**Directive:**
Every line that contains "title" counts once; give the total number of such lines, with no other words.

**Recorded data:**
>>>>>

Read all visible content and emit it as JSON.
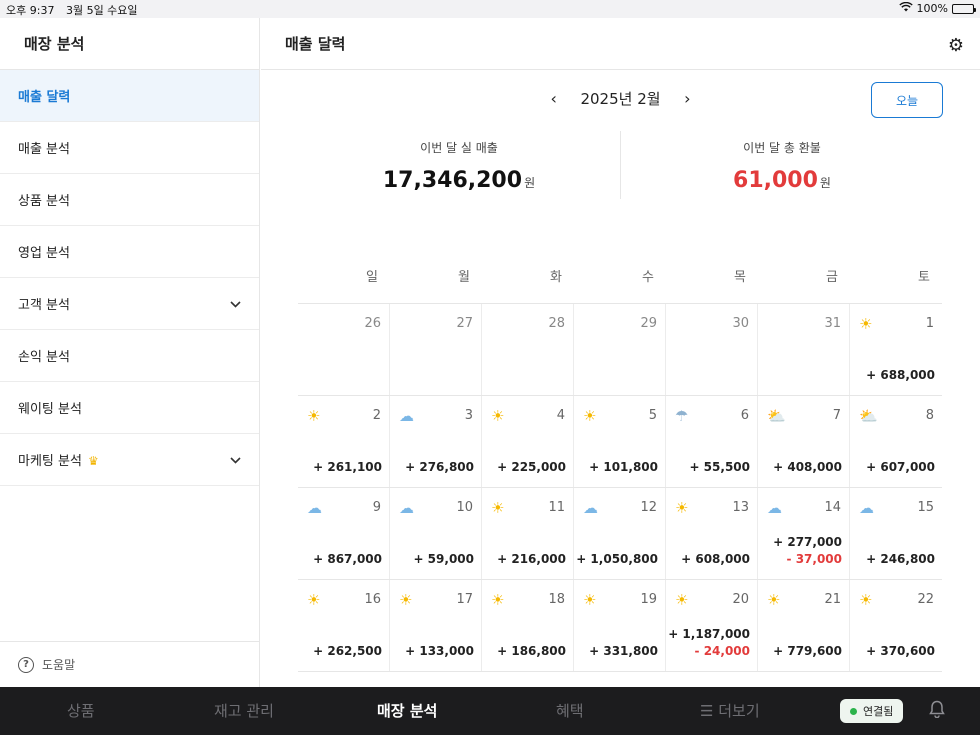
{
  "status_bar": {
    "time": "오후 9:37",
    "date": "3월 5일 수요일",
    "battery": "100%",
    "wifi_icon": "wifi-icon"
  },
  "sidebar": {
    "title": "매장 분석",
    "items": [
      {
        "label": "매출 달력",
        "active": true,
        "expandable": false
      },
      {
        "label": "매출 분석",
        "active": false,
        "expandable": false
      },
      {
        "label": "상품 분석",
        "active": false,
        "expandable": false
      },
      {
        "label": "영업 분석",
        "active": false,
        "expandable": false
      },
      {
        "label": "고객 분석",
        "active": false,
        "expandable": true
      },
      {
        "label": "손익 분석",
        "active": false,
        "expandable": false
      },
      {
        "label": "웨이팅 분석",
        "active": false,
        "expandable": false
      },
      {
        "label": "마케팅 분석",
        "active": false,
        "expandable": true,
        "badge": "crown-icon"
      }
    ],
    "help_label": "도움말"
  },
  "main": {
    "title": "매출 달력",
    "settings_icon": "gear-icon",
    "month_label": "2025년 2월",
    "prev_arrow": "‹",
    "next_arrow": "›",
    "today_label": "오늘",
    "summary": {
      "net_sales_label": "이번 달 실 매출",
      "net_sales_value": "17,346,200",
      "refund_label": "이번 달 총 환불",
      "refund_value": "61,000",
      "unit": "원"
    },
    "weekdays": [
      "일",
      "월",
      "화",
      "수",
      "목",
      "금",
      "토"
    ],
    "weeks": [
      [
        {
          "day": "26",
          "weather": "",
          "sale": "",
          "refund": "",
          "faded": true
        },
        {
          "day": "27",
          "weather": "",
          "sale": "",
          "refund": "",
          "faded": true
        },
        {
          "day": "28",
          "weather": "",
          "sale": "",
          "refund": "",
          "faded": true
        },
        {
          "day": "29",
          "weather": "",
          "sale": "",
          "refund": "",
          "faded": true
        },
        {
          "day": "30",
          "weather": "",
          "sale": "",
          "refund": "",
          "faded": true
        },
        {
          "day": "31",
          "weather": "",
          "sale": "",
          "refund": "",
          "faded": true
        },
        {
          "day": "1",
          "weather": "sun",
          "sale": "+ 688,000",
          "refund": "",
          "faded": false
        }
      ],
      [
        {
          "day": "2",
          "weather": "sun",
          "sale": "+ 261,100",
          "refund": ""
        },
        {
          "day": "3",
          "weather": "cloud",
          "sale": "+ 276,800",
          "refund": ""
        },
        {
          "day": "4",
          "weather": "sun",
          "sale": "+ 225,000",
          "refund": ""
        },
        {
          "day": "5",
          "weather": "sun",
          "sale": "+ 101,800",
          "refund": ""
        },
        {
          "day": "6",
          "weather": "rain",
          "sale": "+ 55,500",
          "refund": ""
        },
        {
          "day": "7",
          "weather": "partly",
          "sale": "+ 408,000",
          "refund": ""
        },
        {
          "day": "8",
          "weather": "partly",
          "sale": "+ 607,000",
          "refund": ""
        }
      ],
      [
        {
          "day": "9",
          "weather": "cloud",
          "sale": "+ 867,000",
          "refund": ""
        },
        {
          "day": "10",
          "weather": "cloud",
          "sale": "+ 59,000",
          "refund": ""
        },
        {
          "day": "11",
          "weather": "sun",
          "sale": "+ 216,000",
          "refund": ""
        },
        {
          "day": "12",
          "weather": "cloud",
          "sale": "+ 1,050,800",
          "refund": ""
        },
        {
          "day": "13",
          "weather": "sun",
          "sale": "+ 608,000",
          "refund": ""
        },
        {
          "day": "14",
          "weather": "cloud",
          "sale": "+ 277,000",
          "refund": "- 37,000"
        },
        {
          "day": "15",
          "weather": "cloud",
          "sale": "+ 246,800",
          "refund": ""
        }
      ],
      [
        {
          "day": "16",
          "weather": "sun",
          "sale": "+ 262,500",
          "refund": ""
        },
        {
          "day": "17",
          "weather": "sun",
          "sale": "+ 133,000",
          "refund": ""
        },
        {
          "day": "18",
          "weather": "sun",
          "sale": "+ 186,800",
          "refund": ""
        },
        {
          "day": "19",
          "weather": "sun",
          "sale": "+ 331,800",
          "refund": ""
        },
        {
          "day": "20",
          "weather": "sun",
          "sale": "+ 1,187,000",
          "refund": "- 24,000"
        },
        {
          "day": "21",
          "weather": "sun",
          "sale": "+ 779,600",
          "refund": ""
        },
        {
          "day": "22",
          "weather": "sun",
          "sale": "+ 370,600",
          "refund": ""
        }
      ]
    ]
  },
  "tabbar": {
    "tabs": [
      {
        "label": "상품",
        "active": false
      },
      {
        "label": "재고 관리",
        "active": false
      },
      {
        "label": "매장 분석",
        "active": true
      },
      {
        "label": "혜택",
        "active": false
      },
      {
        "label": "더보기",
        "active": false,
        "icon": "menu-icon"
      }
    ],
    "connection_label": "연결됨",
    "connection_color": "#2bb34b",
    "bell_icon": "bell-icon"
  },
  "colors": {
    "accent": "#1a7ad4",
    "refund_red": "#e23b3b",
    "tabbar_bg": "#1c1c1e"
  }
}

<<<<<
>>>>>

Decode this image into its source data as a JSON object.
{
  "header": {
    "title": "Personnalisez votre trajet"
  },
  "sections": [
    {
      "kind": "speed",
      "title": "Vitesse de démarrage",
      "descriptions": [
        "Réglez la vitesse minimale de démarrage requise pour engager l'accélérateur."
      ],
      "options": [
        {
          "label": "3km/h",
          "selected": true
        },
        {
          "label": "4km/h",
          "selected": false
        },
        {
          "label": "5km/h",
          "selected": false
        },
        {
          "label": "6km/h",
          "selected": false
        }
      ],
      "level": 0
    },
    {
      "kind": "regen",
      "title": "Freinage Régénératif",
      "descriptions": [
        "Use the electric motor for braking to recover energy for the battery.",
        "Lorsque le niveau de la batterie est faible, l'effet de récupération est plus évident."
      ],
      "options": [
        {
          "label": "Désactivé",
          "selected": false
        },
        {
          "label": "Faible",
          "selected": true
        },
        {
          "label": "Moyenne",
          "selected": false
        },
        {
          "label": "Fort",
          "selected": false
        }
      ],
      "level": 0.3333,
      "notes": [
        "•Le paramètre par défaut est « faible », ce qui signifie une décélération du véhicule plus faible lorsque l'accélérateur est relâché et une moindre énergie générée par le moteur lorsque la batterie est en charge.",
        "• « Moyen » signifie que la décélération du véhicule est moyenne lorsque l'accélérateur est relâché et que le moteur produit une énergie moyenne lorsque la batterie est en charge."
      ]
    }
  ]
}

<<<<<

**Right answer:**
5